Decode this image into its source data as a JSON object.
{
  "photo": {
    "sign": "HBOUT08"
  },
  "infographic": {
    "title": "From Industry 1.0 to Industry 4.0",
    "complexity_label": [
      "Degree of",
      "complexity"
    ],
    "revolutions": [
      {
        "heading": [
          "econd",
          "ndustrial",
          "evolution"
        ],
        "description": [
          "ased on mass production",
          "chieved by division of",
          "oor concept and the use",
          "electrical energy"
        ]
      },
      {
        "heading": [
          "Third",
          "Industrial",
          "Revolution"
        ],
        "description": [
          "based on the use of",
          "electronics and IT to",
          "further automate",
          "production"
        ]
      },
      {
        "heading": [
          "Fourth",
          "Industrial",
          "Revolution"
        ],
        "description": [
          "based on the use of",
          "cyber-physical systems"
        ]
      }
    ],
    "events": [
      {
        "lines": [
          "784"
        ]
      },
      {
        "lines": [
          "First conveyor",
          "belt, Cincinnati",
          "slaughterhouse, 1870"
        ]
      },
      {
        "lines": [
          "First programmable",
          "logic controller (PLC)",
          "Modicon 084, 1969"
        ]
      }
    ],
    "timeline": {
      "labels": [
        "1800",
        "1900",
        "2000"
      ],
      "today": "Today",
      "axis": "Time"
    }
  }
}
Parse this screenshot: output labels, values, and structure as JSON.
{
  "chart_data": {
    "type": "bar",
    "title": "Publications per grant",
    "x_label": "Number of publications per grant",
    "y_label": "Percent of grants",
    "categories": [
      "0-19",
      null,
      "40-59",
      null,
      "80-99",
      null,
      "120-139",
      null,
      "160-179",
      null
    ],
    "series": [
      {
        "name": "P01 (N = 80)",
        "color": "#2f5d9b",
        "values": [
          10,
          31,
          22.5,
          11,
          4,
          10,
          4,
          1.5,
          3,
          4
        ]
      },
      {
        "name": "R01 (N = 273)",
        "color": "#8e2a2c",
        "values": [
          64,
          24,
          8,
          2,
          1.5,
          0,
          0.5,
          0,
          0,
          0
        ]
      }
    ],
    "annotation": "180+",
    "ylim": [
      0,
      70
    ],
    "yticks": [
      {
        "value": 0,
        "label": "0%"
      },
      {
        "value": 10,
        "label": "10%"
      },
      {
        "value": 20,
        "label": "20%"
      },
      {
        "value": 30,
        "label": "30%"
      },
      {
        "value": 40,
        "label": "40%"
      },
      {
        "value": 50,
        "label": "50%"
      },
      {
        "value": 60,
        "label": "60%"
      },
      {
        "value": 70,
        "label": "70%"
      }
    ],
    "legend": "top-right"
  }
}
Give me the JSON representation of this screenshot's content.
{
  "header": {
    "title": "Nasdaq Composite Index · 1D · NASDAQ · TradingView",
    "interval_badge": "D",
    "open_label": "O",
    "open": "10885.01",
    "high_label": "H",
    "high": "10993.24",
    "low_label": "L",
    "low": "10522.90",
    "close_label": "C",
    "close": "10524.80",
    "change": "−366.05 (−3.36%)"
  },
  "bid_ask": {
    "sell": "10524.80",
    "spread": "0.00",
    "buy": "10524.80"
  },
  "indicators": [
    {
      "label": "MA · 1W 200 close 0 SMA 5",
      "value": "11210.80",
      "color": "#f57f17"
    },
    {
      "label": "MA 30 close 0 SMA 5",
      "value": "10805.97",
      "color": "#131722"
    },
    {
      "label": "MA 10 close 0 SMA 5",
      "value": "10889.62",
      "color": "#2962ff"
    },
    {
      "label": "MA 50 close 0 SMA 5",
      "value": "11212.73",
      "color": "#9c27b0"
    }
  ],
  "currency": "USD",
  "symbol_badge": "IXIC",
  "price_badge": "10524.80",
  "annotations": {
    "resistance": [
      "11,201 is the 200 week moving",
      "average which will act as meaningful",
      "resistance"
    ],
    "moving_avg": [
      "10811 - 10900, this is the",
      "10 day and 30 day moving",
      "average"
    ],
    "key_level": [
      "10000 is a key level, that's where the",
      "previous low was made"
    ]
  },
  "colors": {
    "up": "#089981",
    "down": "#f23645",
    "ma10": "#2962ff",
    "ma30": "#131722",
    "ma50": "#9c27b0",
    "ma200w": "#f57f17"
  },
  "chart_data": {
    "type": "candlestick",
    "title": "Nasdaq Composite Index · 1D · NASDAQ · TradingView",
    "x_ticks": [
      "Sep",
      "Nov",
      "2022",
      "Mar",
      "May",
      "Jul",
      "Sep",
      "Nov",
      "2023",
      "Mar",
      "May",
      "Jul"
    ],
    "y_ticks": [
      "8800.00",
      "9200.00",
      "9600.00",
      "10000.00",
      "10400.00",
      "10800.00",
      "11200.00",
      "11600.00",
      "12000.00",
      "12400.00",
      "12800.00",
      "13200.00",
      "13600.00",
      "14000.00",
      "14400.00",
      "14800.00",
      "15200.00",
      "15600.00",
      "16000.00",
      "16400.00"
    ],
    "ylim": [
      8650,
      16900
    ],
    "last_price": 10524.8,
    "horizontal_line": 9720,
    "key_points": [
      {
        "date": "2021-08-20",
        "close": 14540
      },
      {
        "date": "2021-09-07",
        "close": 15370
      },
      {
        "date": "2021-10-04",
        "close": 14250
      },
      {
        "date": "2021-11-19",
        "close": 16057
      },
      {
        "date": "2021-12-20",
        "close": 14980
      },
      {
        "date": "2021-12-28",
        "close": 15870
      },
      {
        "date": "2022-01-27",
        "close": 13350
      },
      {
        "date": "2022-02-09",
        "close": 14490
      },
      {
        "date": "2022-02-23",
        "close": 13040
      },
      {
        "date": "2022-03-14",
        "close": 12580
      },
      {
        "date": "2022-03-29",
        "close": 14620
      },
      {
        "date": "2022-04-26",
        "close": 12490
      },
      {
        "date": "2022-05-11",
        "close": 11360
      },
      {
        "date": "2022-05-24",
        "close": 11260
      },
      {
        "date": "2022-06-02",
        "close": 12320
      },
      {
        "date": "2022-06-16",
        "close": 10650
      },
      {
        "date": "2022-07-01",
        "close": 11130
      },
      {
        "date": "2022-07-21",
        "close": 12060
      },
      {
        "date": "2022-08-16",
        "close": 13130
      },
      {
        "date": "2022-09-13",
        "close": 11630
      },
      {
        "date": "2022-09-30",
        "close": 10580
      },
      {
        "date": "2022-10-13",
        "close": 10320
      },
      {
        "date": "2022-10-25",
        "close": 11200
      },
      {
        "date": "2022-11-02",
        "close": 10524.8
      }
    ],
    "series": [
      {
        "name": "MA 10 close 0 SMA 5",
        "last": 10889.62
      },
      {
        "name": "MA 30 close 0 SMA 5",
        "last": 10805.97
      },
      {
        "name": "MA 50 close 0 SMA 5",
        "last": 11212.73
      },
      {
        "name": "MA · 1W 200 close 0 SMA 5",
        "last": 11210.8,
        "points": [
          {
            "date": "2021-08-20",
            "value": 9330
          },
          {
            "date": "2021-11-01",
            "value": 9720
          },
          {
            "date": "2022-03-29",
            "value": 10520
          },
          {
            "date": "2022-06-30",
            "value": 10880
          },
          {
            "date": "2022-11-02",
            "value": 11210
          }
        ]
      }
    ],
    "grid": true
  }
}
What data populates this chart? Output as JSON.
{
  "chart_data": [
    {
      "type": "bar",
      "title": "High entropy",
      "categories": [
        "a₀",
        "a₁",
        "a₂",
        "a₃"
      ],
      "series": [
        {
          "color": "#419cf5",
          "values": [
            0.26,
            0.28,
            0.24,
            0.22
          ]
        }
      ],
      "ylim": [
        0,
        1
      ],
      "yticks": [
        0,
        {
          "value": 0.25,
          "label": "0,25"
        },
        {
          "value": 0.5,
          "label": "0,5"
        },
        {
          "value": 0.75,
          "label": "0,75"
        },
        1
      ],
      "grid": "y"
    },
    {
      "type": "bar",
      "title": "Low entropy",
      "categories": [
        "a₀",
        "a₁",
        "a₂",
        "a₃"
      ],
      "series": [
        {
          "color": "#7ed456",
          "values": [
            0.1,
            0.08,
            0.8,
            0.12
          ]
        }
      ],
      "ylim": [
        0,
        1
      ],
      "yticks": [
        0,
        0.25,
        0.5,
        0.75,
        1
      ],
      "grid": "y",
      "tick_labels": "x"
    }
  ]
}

..........

• [WHAT THE TASK REQUIRES]: Identify and extract each line of the listing that contains "JSON".

• [RESULT]:
Decode this image into its source data as a JSON object.
Parse this screenshot: output labels, values, and structure as JSON.
Give me the JSON representation of this screenshot's content.
What data populates this chart? Output as JSON.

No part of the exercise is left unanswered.